→ AIM
What is the number of lines containing "position"? Give only that number.

[Dataset rows about figures]
++++++++++++++++++++

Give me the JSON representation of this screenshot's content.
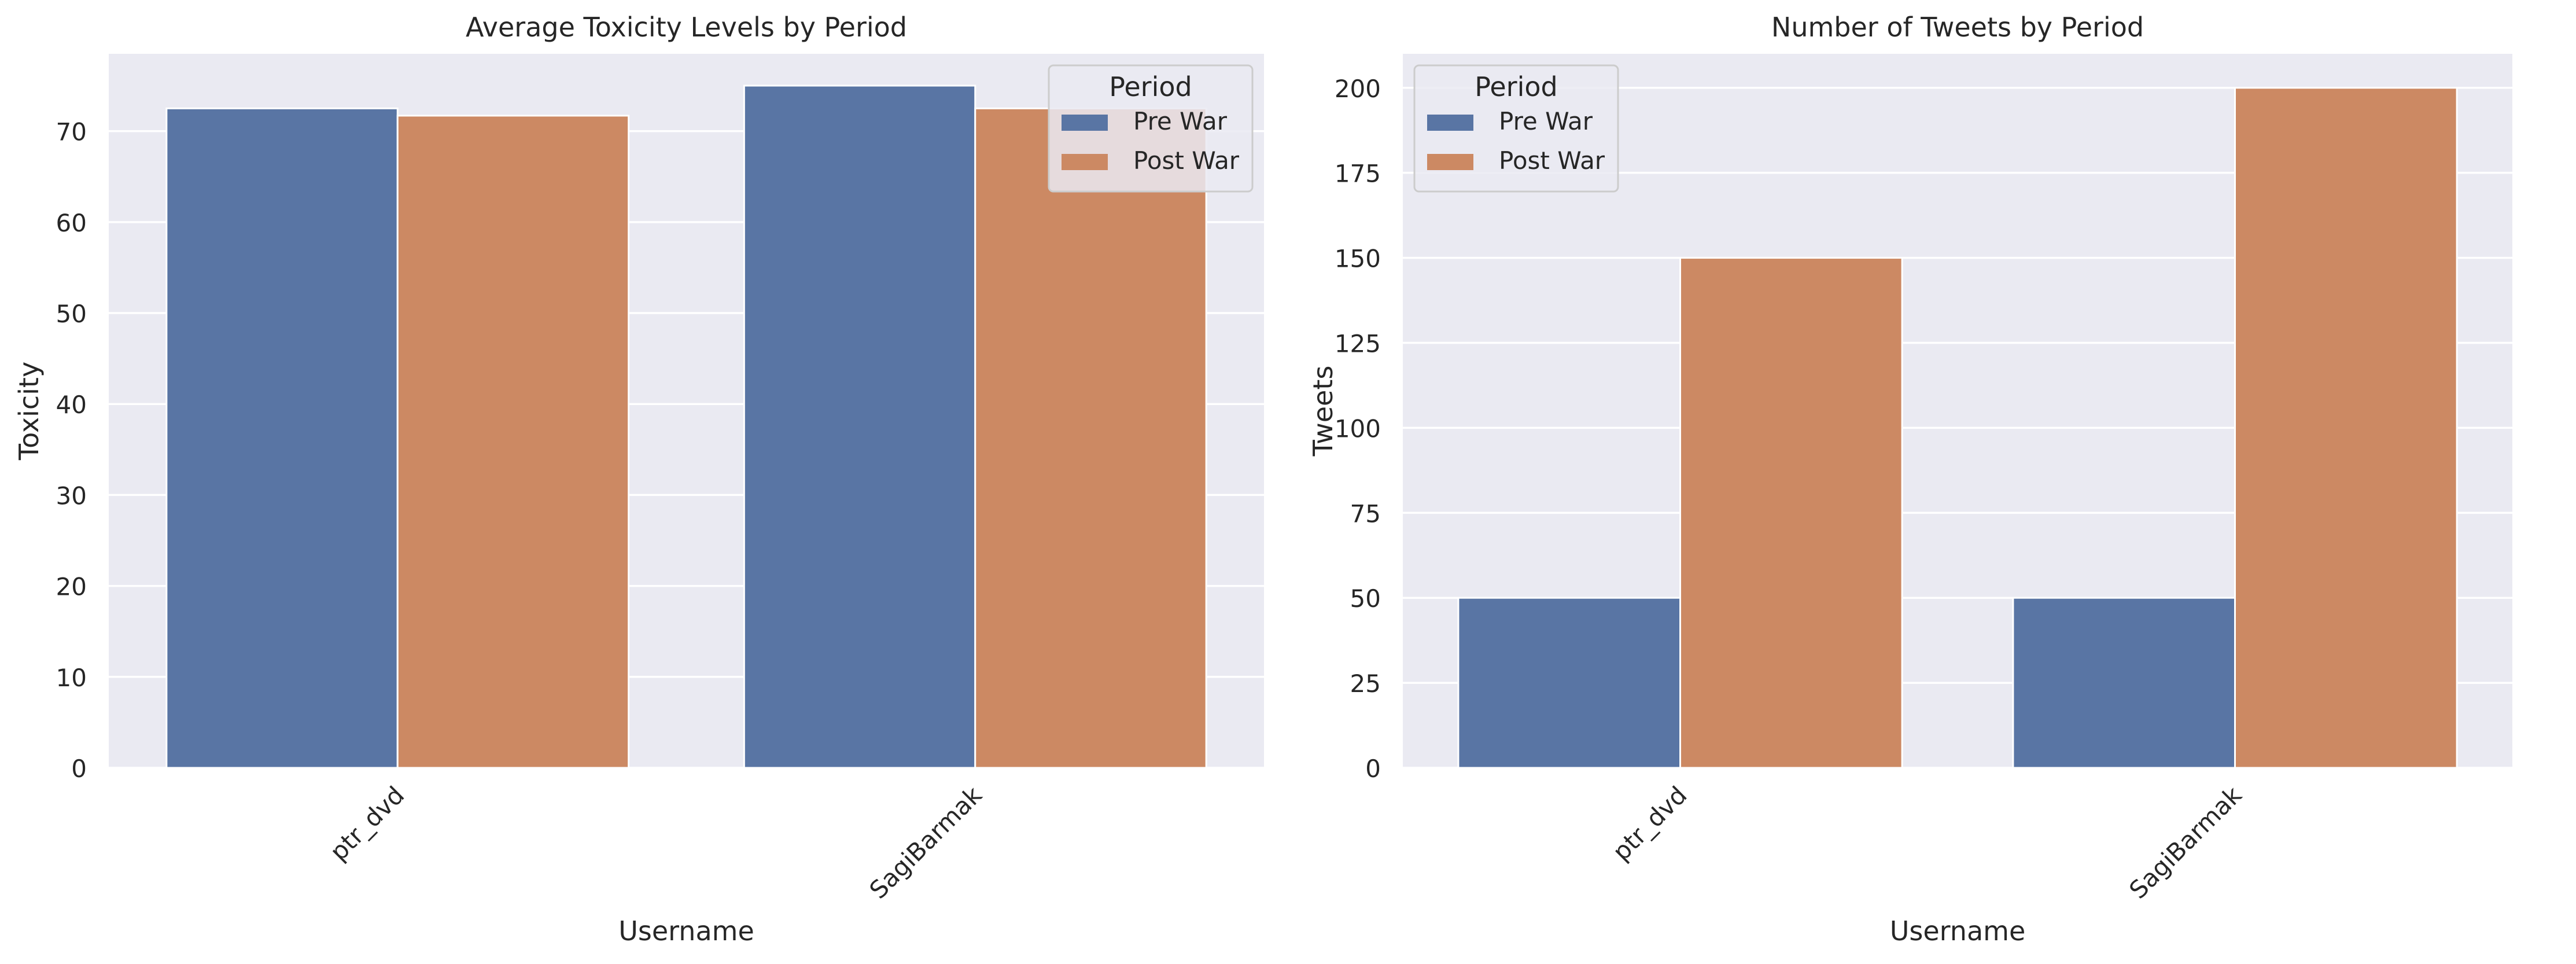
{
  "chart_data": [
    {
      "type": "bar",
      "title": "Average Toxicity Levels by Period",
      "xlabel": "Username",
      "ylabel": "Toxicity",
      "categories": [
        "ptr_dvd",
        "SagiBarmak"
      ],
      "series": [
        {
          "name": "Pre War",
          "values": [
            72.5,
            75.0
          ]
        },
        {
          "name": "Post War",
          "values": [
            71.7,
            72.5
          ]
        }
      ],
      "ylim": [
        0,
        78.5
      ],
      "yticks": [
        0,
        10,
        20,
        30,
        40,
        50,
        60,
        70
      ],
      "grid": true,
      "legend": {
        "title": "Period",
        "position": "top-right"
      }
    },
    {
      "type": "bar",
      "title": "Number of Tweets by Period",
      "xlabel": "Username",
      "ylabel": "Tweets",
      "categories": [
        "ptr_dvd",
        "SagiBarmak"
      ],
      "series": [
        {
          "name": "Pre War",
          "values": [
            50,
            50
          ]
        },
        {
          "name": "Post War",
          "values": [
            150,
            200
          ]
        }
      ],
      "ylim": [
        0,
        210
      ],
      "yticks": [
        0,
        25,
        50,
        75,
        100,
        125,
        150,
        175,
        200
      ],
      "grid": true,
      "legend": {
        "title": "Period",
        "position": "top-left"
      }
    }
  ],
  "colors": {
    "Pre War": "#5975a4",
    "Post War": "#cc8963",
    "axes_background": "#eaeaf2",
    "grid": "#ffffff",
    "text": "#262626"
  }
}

++++++++++++++++++++

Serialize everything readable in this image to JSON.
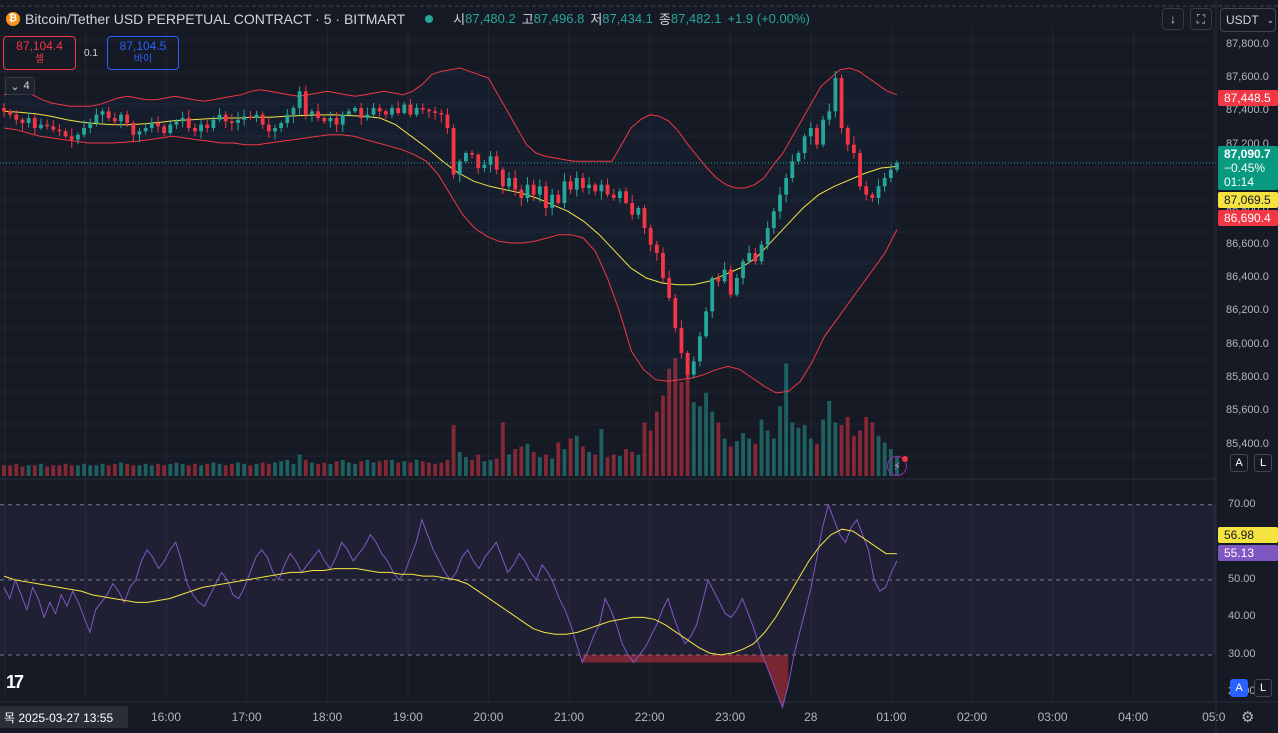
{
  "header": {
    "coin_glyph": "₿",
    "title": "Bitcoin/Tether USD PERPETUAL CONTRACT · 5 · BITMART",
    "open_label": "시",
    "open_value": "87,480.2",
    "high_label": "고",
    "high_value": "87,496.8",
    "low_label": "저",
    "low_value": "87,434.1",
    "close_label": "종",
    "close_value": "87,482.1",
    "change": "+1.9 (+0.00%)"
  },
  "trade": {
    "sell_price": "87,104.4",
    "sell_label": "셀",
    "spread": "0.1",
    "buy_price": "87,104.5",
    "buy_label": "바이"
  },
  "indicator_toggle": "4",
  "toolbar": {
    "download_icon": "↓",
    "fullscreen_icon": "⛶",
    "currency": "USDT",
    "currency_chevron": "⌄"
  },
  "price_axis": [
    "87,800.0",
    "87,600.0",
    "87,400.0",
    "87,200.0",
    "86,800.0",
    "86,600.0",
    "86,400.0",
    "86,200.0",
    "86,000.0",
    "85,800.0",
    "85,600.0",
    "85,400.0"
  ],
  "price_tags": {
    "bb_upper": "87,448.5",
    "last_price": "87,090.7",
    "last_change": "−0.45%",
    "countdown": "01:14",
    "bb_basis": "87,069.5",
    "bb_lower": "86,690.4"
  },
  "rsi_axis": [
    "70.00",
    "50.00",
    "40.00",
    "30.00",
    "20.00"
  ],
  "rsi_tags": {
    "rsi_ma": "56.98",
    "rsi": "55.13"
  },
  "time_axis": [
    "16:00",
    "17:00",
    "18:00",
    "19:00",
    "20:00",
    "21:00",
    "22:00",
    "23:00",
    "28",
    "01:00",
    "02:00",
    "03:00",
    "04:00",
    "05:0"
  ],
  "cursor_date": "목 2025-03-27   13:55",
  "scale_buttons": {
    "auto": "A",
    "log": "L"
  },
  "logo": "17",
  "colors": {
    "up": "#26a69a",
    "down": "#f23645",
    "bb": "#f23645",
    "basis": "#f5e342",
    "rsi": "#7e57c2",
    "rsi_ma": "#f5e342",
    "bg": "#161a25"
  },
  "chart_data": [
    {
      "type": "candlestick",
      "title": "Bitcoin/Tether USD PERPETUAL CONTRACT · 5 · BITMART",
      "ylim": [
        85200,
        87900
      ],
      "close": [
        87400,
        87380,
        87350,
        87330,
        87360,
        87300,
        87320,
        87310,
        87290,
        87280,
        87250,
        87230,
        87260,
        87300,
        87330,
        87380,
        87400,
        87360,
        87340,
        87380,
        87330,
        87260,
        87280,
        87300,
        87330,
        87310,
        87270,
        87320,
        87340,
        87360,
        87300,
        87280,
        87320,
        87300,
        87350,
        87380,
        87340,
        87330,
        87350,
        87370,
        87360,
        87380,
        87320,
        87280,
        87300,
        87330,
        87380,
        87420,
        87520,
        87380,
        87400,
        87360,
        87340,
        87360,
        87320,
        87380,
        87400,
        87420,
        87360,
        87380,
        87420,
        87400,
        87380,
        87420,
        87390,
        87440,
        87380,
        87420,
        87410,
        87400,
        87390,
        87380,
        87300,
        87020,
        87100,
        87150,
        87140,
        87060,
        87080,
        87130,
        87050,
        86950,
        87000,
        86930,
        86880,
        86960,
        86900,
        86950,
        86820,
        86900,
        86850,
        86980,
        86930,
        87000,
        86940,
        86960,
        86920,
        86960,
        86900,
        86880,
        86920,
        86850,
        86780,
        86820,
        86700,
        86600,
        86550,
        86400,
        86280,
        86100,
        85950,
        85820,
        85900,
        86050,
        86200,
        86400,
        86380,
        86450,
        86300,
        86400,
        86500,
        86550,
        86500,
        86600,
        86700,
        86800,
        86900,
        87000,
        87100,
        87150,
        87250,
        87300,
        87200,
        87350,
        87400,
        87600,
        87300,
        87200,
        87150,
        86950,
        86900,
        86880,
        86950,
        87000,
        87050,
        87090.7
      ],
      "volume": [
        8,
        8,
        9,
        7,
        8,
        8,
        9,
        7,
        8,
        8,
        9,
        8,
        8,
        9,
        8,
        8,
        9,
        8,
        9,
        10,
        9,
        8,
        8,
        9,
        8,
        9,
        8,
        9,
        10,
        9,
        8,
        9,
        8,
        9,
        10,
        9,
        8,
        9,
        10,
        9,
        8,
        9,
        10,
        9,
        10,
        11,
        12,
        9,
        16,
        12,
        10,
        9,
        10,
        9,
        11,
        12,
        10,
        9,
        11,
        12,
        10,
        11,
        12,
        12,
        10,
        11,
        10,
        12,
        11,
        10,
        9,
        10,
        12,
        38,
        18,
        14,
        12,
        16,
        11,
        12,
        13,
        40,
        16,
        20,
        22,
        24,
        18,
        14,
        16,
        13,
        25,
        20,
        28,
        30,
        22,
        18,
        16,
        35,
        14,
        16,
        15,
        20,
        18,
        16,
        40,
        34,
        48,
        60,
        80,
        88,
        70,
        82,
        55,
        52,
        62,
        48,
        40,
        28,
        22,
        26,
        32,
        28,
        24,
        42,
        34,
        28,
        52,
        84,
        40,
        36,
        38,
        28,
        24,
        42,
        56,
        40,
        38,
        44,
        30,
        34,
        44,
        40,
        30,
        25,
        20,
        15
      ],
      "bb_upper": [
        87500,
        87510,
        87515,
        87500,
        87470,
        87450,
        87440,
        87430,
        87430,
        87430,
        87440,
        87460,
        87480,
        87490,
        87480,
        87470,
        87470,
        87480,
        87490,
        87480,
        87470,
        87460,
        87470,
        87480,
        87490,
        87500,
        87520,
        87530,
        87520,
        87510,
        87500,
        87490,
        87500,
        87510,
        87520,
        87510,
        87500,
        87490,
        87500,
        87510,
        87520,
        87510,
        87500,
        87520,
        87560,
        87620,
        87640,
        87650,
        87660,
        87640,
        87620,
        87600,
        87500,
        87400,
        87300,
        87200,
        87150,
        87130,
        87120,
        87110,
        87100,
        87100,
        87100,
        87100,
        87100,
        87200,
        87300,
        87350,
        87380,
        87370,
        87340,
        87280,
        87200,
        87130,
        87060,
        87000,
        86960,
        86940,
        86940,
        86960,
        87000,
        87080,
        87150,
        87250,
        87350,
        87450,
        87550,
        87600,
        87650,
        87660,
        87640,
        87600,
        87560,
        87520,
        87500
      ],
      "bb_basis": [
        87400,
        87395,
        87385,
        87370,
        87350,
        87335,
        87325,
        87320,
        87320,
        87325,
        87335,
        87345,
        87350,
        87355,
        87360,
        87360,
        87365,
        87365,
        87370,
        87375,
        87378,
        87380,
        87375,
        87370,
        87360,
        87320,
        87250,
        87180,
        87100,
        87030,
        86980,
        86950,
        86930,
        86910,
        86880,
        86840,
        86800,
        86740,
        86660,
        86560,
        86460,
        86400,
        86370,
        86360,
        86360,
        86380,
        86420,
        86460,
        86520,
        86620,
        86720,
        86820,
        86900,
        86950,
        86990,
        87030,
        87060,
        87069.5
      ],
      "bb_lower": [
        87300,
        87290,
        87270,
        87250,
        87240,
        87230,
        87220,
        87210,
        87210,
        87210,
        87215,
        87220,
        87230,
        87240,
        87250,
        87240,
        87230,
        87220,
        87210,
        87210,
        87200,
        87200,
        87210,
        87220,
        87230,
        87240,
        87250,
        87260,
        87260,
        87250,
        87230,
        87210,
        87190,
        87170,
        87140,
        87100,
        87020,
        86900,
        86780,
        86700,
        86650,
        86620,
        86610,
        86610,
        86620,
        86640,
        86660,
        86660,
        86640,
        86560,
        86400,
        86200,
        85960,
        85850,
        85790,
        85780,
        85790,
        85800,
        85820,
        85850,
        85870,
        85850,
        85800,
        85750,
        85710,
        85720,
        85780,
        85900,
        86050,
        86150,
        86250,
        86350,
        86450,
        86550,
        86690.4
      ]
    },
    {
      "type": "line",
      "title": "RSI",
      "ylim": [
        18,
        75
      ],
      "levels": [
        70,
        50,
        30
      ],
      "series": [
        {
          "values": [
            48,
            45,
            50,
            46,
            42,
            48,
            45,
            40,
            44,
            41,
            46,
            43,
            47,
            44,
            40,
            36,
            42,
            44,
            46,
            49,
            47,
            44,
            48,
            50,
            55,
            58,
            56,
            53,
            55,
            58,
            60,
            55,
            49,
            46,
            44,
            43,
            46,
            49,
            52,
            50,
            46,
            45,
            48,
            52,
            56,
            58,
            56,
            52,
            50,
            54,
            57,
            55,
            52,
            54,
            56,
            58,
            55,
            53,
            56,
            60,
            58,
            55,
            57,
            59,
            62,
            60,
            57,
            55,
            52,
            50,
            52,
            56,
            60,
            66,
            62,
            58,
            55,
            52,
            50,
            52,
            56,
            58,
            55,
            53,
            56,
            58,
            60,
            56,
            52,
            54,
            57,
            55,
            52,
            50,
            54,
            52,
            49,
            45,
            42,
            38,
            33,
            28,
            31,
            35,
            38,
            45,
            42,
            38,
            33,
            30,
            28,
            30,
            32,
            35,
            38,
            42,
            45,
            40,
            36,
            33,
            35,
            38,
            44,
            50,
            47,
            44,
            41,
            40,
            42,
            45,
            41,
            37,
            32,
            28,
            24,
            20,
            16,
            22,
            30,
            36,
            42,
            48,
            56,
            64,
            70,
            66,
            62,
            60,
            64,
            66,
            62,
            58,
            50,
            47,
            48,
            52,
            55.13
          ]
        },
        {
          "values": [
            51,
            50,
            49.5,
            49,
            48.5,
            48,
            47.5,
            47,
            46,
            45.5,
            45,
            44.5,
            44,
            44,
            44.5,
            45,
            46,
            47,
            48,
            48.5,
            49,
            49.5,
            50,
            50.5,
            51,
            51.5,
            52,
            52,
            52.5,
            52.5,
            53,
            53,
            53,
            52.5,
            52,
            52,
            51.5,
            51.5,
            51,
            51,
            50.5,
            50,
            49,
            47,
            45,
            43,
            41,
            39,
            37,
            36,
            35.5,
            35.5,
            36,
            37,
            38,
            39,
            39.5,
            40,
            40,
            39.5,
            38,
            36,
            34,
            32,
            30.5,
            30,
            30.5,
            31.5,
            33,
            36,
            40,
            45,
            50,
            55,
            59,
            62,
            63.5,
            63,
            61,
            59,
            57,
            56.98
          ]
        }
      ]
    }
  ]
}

++++++++++++++++++++

→ COMPLETED TASK
2